Task brief: Which lines in the records below contain the word "JSON"? Copy each one out.

Data to use:
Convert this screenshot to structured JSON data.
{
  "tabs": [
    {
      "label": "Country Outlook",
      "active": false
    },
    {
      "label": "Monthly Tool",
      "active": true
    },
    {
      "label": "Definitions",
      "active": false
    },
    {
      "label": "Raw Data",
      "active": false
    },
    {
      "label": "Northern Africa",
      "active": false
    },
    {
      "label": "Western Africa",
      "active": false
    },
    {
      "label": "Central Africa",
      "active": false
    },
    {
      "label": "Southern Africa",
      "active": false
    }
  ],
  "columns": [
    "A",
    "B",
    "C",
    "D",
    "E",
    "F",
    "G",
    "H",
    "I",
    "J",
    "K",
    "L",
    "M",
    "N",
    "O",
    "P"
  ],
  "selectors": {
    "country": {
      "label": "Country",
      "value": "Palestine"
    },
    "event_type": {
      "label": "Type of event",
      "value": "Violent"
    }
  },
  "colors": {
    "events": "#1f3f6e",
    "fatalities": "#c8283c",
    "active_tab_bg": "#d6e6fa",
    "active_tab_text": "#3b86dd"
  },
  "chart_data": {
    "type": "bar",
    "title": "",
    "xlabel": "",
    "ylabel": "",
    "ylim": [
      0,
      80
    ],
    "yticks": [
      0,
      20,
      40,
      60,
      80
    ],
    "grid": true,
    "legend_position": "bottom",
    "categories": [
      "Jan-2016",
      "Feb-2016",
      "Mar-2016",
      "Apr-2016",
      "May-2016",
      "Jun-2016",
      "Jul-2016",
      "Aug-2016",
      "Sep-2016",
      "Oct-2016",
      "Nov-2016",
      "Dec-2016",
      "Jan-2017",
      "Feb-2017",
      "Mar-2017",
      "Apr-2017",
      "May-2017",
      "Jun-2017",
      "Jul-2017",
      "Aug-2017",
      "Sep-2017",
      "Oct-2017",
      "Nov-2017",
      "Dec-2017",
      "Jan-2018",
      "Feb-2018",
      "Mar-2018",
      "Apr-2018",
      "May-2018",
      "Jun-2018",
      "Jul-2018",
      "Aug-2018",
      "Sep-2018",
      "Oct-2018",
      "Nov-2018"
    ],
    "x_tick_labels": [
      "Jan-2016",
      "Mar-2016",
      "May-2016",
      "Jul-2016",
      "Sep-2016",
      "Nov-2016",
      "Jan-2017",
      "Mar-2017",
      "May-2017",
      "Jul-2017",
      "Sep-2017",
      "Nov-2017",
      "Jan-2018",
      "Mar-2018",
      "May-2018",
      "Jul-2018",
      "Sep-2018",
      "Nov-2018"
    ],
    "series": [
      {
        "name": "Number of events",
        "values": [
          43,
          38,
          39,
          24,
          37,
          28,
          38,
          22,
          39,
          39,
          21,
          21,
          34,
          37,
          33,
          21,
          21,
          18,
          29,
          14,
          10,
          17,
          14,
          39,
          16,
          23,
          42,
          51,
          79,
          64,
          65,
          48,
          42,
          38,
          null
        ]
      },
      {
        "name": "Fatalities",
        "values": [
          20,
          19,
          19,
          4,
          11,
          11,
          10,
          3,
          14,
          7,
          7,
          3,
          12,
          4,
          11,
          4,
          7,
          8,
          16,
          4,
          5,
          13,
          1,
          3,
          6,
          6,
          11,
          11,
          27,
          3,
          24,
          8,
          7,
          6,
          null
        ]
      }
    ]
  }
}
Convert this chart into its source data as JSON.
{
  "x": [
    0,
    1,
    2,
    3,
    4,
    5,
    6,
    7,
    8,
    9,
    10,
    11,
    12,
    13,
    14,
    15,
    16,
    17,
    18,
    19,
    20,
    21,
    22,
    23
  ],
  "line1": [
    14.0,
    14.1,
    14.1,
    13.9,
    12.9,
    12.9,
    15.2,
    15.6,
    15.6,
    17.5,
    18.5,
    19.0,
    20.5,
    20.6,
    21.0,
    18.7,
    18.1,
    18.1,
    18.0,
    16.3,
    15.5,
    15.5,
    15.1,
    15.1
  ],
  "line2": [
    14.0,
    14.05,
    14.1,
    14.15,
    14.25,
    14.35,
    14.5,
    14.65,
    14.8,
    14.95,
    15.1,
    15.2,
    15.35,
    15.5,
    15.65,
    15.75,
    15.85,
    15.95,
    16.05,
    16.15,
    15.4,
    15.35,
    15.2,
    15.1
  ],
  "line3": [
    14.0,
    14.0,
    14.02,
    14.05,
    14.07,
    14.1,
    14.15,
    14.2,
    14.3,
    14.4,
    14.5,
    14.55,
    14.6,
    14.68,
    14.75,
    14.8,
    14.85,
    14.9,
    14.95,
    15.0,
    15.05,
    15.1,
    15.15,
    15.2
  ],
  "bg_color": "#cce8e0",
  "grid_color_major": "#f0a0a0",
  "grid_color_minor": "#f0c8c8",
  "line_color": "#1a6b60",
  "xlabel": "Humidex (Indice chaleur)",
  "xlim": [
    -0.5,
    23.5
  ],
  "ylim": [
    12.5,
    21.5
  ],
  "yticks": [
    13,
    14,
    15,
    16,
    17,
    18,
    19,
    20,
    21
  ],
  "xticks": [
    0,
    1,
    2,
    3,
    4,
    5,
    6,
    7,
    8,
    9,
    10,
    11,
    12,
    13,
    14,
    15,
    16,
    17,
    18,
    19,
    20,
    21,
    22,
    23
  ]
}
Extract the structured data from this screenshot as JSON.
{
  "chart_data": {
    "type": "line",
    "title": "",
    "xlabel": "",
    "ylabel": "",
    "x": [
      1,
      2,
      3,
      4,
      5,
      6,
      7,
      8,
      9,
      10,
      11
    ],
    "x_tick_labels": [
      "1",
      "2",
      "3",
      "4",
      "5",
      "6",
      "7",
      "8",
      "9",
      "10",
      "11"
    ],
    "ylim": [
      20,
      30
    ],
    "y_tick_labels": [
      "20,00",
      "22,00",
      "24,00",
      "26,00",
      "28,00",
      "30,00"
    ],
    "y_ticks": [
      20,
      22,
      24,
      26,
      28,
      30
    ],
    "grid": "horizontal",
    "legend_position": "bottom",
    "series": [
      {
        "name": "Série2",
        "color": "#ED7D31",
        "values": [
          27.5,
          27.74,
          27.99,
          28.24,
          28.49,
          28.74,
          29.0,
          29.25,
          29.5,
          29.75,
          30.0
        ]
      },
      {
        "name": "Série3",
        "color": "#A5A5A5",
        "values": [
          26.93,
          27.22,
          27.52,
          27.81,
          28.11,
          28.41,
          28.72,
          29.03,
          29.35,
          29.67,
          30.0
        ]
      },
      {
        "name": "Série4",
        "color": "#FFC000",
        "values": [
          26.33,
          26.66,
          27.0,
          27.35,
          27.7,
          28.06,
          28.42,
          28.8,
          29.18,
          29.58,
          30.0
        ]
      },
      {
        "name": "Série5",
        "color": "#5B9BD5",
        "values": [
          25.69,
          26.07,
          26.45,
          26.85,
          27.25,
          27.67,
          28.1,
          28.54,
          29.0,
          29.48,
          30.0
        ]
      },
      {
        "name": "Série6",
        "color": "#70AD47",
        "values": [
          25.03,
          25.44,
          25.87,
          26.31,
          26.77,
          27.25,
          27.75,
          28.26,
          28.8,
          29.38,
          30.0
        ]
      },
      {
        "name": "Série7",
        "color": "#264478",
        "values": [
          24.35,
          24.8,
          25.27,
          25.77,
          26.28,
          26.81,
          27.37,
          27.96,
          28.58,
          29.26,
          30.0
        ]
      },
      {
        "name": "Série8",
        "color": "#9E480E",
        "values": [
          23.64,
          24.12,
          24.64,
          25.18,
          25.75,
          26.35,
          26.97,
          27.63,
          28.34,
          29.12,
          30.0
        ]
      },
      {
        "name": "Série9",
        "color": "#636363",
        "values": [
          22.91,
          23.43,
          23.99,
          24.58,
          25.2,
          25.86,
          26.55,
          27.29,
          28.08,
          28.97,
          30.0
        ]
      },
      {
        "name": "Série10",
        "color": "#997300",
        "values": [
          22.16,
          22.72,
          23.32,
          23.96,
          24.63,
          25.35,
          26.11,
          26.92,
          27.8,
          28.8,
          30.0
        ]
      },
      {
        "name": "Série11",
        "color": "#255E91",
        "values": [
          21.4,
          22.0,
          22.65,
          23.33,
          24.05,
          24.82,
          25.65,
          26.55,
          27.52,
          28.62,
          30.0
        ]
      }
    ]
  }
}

Reply:
Convert this screenshot to structured JSON data.
Convert this chart into its source data as JSON.
Extract the structured data from this screenshot as JSON.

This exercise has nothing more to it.